_TASK INSTRUCTIONS_
Of the lines listed below, how many contain the string "interstitielle"? Answer with the number alone.

Records from a data collection:
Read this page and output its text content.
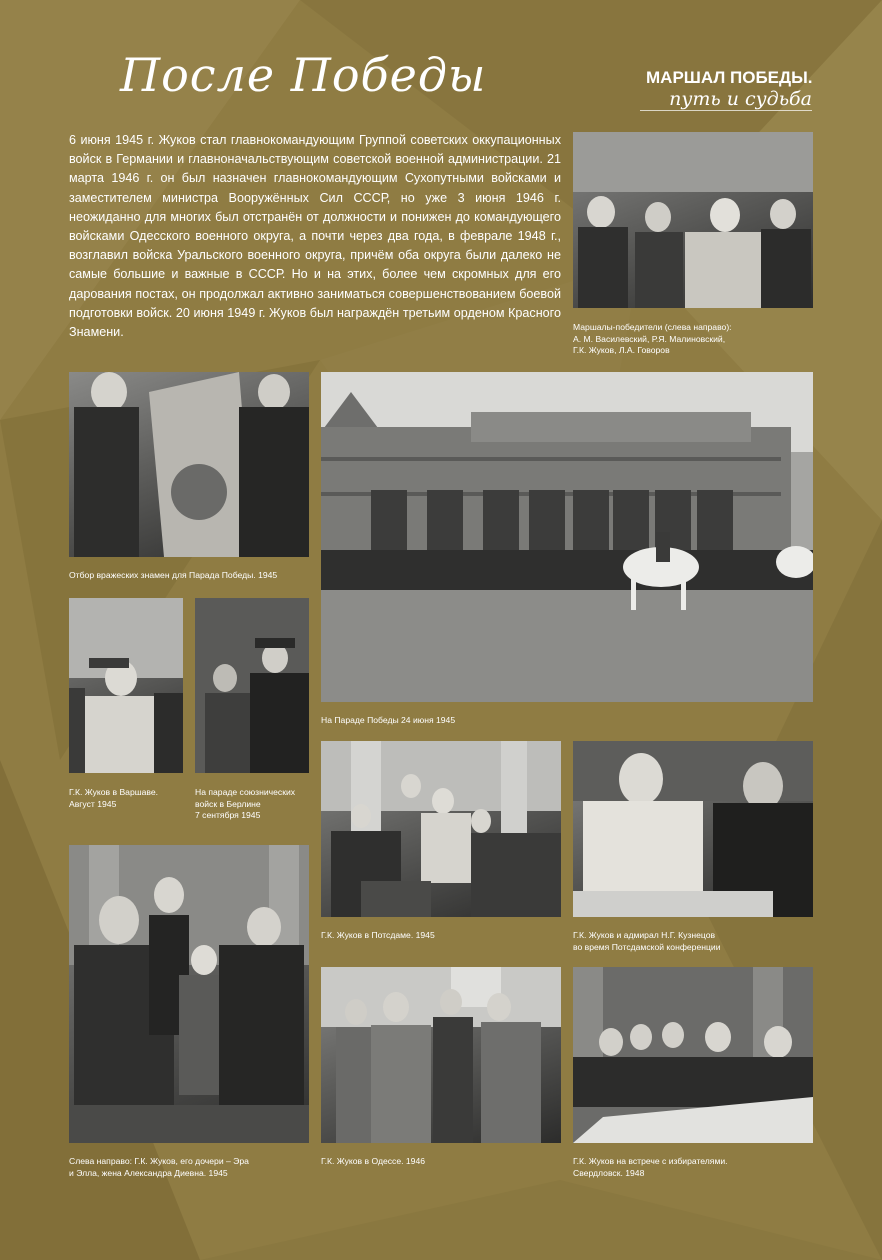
После Победы	МАРШАЛ ПОБЕДЫ.
путь и судьба
6 июня 1945 г. Жуков стал главнокомандующим Группой советских оккупационных войск в Германии и главноначальствующим советской военной администрации. 21 марта 1946 г. он был назначен главнокомандующим Сухопутными войсками и заместителем министра Вооружённых Сил СССР, но уже 3 июня 1946 г. неожиданно для многих был отстранён от должности и понижен до командующего войсками Одесского военного округа, а почти через два года, в феврале 1948 г., возглавил войска Уральского военного округа, причём оба округа были далеко не самые большие и важные в СССР. Но и на этих, более чем скромных для его дарования постах, он продолжал активно заниматься совершенствованием боевой подготовки войск. 20 июня 1949 г. Жуков был награждён третьим орденом Красного Знамени.	Маршалы-победители (слева направо):
А. М. Василевский, Р.Я. Малиновский,
Г.К. Жуков, Л.А. Говоров
Отбор вражеских знамен для Парада Победы. 1945
На Параде Победы 24 июня 1945
Г.К. Жуков в Варшаве.
Август 1945
На параде союзнических
войск в Берлине
7 сентября 1945
Г.К. Жуков в Потсдаме. 1945	Г.К. Жуков и адмирал Н.Г. Кузнецов
во время Потсдамской конференции
Слева направо: Г.К. Жуков, его дочери – Эра
и Элла, жена Александра Диевна. 1945
Г.К. Жуков в Одессе. 1946	Г.К. Жуков на встрече с избирателями.
Свердловск. 1948
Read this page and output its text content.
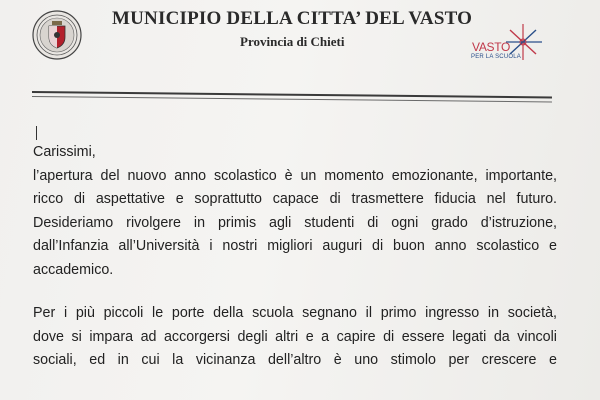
MUNICIPIO DELLA CITTA’ DEL VASTO
Provincia di Chieti	VASTO
PER LA SCUOLA

Carissimi,

l’apertura del nuovo anno scolastico è un momento emozionante, importante,
ricco di aspettative e soprattutto capace di trasmettere fiducia nel futuro.

Desideriamo rivolgere in primis agli studenti di ogni grado d’istruzione,
dall’Infanzia all’Università i nostri migliori auguri di buon anno scolastico e
accademico.

Per i più piccoli le porte della scuola segnano il primo ingresso in società,
dove si impara ad accorgersi degli altri e a capire di essere legati da vincoli
sociali, ed in cui la vicinanza dell’altro è uno stimolo per crescere e
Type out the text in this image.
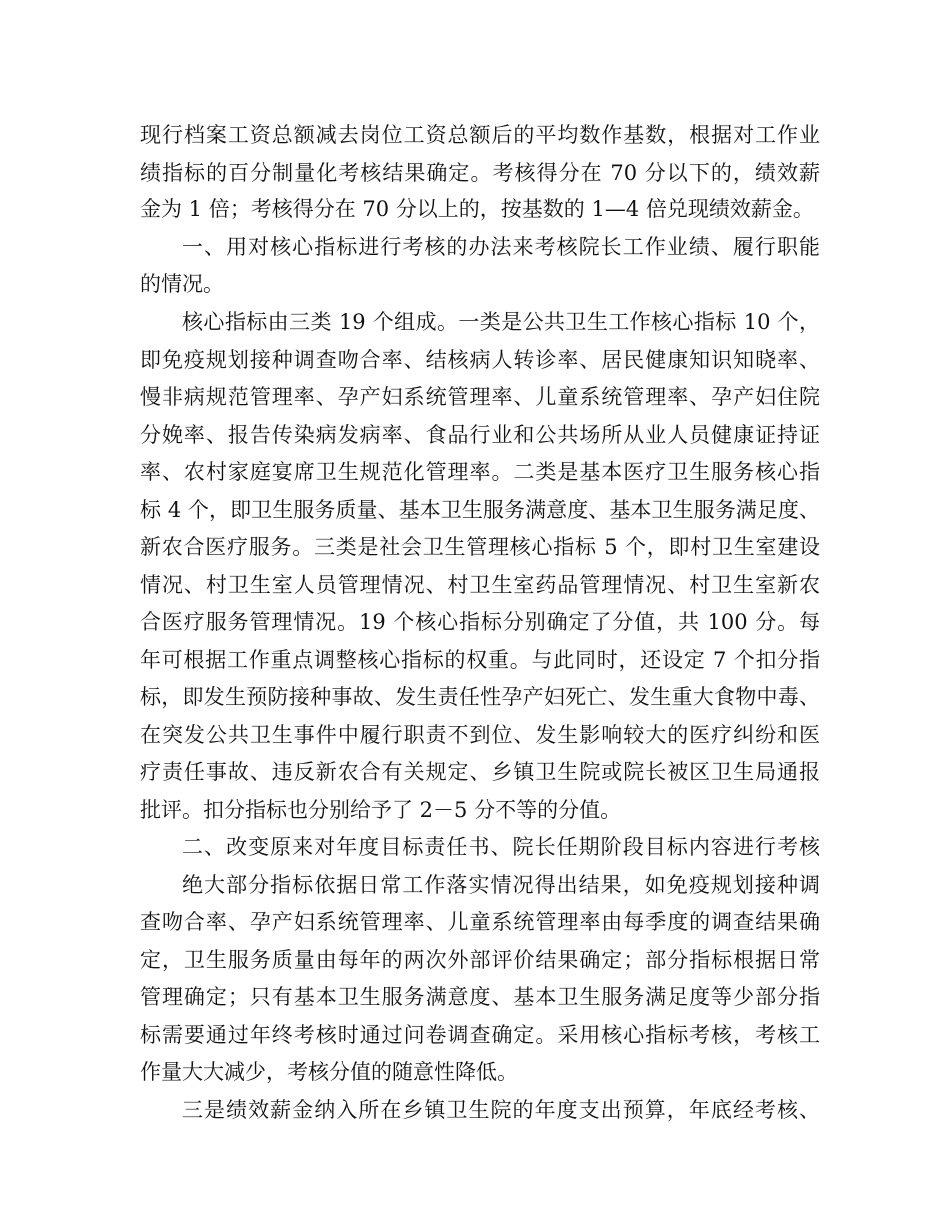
现行档案工资总额减去岗位工资总额后的平均数作基数，根据对工作业
绩指标的百分制量化考核结果确定。考核得分在 70 分以下的，绩效薪
金为 1 倍；考核得分在 70 分以上的，按基数的 1—4 倍兑现绩效薪金。
一、用对核心指标进行考核的办法来考核院长工作业绩、履行职能
的情况。
核心指标由三类 19 个组成。一类是公共卫生工作核心指标 10 个，
即免疫规划接种调查吻合率、结核病人转诊率、居民健康知识知晓率、
慢非病规范管理率、孕产妇系统管理率、儿童系统管理率、孕产妇住院
分娩率、报告传染病发病率、食品行业和公共场所从业人员健康证持证
率、农村家庭宴席卫生规范化管理率。二类是基本医疗卫生服务核心指
标 4 个，即卫生服务质量、基本卫生服务满意度、基本卫生服务满足度、
新农合医疗服务。三类是社会卫生管理核心指标 5 个，即村卫生室建设
情况、村卫生室人员管理情况、村卫生室药品管理情况、村卫生室新农
合医疗服务管理情况。19 个核心指标分别确定了分值，共 100 分。每
年可根据工作重点调整核心指标的权重。与此同时，还设定 7 个扣分指
标，即发生预防接种事故、发生责任性孕产妇死亡、发生重大食物中毒、
在突发公共卫生事件中履行职责不到位、发生影响较大的医疗纠纷和医
疗责任事故、违反新农合有关规定、乡镇卫生院或院长被区卫生局通报
批评。扣分指标也分别给予了 2－5 分不等的分值。
二、改变原来对年度目标责任书、院长任期阶段目标内容进行考核
绝大部分指标依据日常工作落实情况得出结果，如免疫规划接种调
查吻合率、孕产妇系统管理率、儿童系统管理率由每季度的调查结果确
定，卫生服务质量由每年的两次外部评价结果确定；部分指标根据日常
管理确定；只有基本卫生服务满意度、基本卫生服务满足度等少部分指
标需要通过年终考核时通过问卷调查确定。采用核心指标考核，考核工
作量大大减少，考核分值的随意性降低。
三是绩效薪金纳入所在乡镇卫生院的年度支出预算，年底经考核、
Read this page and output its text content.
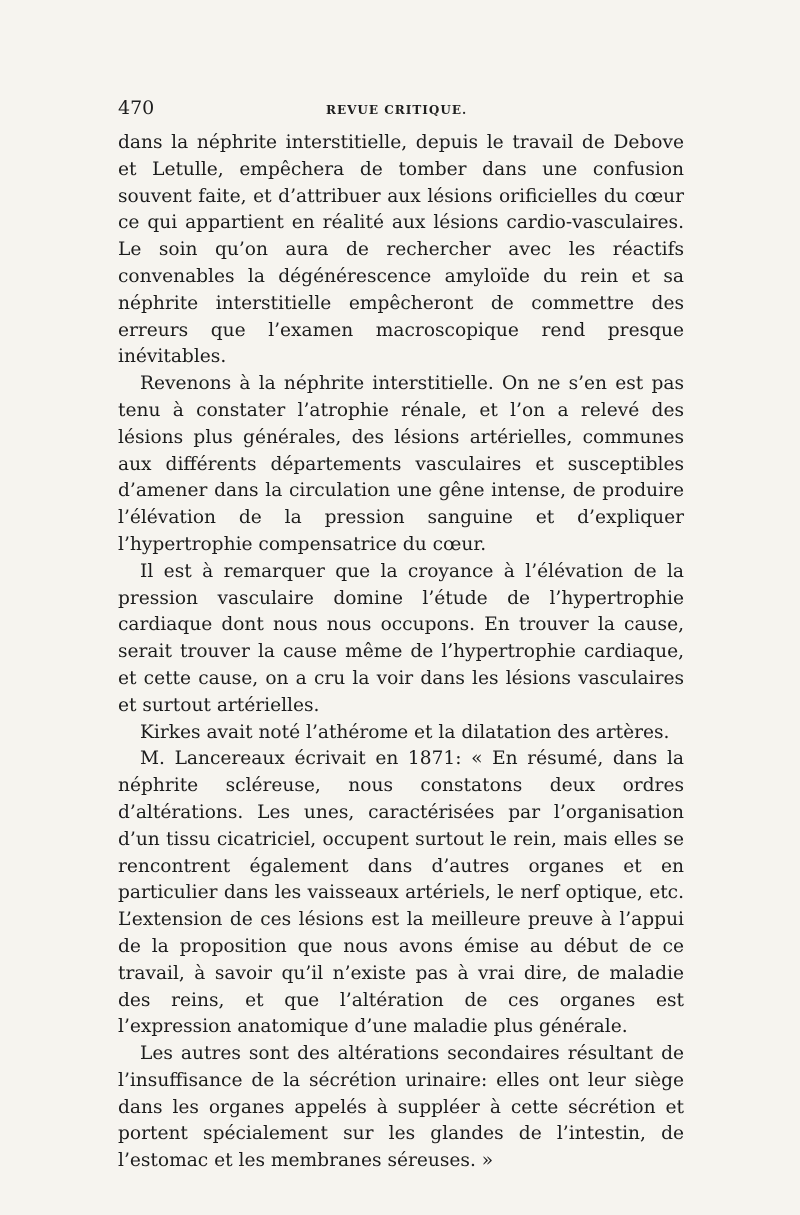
470	REVUE CRITIQUE.

dans la néphrite interstitielle, depuis le travail de Debove et Letulle, empêchera de tomber dans une confusion souvent faite, et d’attribuer aux lésions orificielles du cœur ce qui appartient en réalité aux lésions cardio-vasculaires. Le soin qu’on aura de rechercher avec les réactifs convenables la dégénérescence amyloïde du rein et sa néphrite interstitielle empêcheront de commettre des erreurs que l’examen macroscopique rend presque inévitables.

Revenons à la néphrite interstitielle. On ne s’en est pas tenu à constater l’atrophie rénale, et l’on a relevé des lésions plus générales, des lésions artérielles, communes aux différents départements vasculaires et susceptibles d’amener dans la circulation une gêne intense, de produire l’élévation de la pression sanguine et d’expliquer l’hypertrophie compensatrice du cœur.

Il est à remarquer que la croyance à l’élévation de la pression vasculaire domine l’étude de l’hypertrophie cardiaque dont nous nous occupons. En trouver la cause, serait trouver la cause même de l’hypertrophie cardiaque, et cette cause, on a cru la voir dans les lésions vasculaires et surtout artérielles.

Kirkes avait noté l’athérome et la dilatation des artères.

M. Lancereaux écrivait en 1871: « En résumé, dans la néphrite scléreuse, nous constatons deux ordres d’altérations. Les unes, caractérisées par l’organisation d’un tissu cicatriciel, occupent surtout le rein, mais elles se rencontrent également dans d’autres organes et en particulier dans les vaisseaux artériels, le nerf optique, etc. L’extension de ces lésions est la meilleure preuve à l’appui de la proposition que nous avons émise au début de ce travail, à savoir qu’il n’existe pas à vrai dire, de maladie des reins, et que l’altération de ces organes est l’expression anatomique d’une maladie plus générale.

Les autres sont des altérations secondaires résultant de l’insuffisance de la sécrétion urinaire: elles ont leur siège dans les organes appelés à suppléer à cette sécrétion et portent spécialement sur les glandes de l’intestin, de l’estomac et les membranes séreuses. »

_THE COMPLETED TASK_
2